» **WORK REQUIRED**:
Bring together all lines of the material below that contain the string "title".

>> start STORED RECORDS

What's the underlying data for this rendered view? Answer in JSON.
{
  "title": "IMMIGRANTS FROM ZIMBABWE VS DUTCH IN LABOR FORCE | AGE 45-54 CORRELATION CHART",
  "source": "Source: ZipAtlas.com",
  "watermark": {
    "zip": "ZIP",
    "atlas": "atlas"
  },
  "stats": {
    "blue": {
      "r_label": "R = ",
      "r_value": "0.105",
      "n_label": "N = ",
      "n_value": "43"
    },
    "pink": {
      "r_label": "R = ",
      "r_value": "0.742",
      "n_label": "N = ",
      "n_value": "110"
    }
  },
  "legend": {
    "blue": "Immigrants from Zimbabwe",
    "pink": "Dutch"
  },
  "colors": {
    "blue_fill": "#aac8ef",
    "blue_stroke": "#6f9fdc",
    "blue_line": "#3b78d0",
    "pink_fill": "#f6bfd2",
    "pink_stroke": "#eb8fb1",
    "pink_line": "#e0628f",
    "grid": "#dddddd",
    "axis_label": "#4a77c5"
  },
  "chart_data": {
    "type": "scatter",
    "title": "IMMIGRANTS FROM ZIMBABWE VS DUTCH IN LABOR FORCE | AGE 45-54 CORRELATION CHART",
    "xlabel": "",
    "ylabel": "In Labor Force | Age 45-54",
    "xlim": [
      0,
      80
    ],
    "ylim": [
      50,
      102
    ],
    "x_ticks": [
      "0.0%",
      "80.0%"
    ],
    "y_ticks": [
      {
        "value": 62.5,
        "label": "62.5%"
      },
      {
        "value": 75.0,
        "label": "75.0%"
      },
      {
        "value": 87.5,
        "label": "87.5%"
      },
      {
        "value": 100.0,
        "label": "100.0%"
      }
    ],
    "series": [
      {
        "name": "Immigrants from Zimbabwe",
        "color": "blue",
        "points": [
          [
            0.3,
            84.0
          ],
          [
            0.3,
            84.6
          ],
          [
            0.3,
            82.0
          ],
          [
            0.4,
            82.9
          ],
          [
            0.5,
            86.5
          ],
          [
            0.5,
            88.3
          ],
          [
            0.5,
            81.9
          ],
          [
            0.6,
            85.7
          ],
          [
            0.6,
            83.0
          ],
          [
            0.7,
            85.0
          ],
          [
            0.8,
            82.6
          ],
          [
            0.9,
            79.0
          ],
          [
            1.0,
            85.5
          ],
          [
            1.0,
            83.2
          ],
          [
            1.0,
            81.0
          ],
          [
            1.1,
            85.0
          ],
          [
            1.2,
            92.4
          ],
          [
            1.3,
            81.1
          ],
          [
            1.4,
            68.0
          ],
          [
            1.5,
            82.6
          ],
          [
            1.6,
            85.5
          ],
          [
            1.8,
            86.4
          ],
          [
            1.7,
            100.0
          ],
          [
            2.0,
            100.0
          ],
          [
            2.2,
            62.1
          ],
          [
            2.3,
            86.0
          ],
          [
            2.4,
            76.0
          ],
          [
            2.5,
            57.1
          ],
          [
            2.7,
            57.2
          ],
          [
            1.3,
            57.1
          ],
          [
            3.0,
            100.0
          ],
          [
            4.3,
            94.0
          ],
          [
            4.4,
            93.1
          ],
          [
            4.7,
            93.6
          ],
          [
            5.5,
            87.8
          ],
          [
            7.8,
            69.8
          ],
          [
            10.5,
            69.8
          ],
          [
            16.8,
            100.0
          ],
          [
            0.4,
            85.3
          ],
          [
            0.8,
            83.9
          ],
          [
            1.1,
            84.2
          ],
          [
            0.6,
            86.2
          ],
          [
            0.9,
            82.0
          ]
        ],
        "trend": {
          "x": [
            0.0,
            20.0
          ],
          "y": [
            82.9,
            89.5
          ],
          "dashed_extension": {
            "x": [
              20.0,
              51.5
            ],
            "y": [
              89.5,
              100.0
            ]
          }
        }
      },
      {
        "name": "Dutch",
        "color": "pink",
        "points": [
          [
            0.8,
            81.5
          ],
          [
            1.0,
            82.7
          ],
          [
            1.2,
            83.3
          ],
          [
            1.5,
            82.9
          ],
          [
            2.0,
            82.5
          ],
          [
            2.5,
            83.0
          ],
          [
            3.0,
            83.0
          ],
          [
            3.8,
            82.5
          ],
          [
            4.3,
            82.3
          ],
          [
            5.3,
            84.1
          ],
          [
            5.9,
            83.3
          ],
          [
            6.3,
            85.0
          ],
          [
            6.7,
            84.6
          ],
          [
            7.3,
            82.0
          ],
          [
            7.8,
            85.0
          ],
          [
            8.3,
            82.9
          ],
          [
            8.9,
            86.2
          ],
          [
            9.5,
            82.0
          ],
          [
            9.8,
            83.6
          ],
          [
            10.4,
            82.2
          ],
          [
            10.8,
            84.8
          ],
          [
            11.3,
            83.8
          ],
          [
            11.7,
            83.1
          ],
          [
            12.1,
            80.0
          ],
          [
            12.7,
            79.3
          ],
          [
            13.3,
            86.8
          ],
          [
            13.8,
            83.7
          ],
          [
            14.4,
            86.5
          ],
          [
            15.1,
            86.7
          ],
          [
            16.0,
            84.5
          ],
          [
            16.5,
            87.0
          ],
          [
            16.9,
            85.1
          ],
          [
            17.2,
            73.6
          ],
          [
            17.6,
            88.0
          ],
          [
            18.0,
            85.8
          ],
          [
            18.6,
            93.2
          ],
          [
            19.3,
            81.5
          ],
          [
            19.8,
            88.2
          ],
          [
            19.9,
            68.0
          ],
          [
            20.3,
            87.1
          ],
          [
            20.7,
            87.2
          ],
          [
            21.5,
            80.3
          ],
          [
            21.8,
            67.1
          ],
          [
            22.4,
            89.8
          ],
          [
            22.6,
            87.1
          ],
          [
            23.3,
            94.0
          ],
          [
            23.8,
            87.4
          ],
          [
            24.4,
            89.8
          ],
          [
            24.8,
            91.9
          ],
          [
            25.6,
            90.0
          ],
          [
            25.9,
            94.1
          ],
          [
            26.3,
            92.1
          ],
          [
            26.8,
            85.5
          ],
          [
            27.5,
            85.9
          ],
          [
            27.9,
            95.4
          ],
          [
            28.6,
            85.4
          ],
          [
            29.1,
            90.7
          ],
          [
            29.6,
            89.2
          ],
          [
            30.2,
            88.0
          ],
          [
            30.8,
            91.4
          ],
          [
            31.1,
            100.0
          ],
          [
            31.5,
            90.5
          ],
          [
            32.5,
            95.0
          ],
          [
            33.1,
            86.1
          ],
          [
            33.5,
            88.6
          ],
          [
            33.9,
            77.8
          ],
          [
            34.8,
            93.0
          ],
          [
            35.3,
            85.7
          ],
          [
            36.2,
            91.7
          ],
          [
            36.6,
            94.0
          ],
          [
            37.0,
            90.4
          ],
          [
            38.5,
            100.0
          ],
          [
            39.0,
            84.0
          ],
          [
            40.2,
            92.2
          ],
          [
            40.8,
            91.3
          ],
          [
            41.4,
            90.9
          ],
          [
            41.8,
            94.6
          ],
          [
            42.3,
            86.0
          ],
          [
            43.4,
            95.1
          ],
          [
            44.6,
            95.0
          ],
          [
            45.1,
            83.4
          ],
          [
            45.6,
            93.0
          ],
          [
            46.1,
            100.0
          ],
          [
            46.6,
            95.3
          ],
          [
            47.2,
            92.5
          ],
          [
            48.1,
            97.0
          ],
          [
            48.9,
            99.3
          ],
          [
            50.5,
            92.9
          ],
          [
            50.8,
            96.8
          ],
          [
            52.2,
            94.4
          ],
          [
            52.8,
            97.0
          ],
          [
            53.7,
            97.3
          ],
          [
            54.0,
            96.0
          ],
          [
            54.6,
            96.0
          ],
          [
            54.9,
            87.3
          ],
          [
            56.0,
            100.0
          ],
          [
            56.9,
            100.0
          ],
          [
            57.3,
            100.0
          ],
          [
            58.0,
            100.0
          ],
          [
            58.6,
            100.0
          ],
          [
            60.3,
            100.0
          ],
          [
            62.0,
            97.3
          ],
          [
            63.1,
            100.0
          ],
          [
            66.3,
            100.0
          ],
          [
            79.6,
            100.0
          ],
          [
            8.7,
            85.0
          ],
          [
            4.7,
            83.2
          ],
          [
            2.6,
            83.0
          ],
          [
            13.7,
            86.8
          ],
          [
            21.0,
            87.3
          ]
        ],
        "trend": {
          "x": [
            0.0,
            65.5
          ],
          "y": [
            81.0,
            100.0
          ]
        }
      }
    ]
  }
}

>> end STORED RECORDS

» **RESULT FOR THIS TASK**:
  "title": "IMMIGRANTS FROM ZIMBABWE VS DUTCH IN LABOR FORCE | AGE 45-54 CORRELATION CHART",
    "title": "IMMIGRANTS FROM ZIMBABWE VS DUTCH IN LABOR FORCE | AGE 45-54 CORRELATION CHART",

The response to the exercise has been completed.